[start of Provided records]

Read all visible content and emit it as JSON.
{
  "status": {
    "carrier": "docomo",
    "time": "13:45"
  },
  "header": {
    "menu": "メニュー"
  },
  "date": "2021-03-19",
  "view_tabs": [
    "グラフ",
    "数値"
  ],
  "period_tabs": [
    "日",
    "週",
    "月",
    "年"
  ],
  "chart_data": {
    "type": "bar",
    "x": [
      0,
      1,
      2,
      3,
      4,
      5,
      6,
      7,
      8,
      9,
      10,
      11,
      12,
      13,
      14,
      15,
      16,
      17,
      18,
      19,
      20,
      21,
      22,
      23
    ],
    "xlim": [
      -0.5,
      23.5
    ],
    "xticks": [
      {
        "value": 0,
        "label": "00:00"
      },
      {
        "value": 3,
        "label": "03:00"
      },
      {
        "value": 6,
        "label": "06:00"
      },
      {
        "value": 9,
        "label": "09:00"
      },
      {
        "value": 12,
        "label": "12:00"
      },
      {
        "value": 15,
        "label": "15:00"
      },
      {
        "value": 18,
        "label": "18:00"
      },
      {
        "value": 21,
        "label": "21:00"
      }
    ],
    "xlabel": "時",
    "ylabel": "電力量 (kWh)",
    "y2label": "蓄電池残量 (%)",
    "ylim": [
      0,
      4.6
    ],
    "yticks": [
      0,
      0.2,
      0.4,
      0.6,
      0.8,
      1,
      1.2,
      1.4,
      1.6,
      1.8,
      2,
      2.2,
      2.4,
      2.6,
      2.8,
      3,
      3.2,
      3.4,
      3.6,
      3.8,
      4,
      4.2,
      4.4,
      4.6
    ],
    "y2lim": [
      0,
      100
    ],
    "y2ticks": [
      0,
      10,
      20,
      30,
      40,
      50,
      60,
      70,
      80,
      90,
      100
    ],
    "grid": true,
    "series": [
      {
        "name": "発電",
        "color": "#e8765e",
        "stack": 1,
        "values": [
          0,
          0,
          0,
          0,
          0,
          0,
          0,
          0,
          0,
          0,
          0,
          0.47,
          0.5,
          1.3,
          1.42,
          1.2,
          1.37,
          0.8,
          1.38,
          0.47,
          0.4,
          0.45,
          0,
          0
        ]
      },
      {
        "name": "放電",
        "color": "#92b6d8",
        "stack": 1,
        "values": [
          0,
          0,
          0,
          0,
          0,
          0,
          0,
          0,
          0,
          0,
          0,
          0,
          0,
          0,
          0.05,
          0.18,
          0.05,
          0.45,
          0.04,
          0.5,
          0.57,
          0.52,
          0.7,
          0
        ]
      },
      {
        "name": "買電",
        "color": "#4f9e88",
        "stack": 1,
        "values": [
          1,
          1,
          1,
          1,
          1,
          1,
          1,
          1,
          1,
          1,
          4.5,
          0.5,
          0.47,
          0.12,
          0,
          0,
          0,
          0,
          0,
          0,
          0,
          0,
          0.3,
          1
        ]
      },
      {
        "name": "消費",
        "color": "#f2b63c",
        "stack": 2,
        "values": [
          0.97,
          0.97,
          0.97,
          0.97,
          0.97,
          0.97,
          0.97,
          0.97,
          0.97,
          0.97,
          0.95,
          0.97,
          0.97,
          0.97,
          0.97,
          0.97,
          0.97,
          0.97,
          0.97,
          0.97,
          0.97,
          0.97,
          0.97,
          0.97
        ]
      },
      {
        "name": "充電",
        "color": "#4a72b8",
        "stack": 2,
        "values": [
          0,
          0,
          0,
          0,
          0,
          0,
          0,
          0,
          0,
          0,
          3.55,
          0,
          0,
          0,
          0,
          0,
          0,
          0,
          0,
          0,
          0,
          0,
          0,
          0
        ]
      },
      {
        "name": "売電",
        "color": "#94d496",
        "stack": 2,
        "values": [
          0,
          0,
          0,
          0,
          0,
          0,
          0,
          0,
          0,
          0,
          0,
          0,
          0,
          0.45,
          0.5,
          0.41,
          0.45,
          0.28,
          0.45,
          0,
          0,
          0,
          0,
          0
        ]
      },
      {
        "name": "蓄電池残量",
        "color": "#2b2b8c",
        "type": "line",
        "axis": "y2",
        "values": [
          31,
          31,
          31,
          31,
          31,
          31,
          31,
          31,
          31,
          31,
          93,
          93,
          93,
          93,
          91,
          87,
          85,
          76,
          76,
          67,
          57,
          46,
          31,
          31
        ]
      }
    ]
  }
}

[end of Provided records]

Tally how many lines of the material contain the word "name". The answer must be the number and nothing else.

__Reply__: 7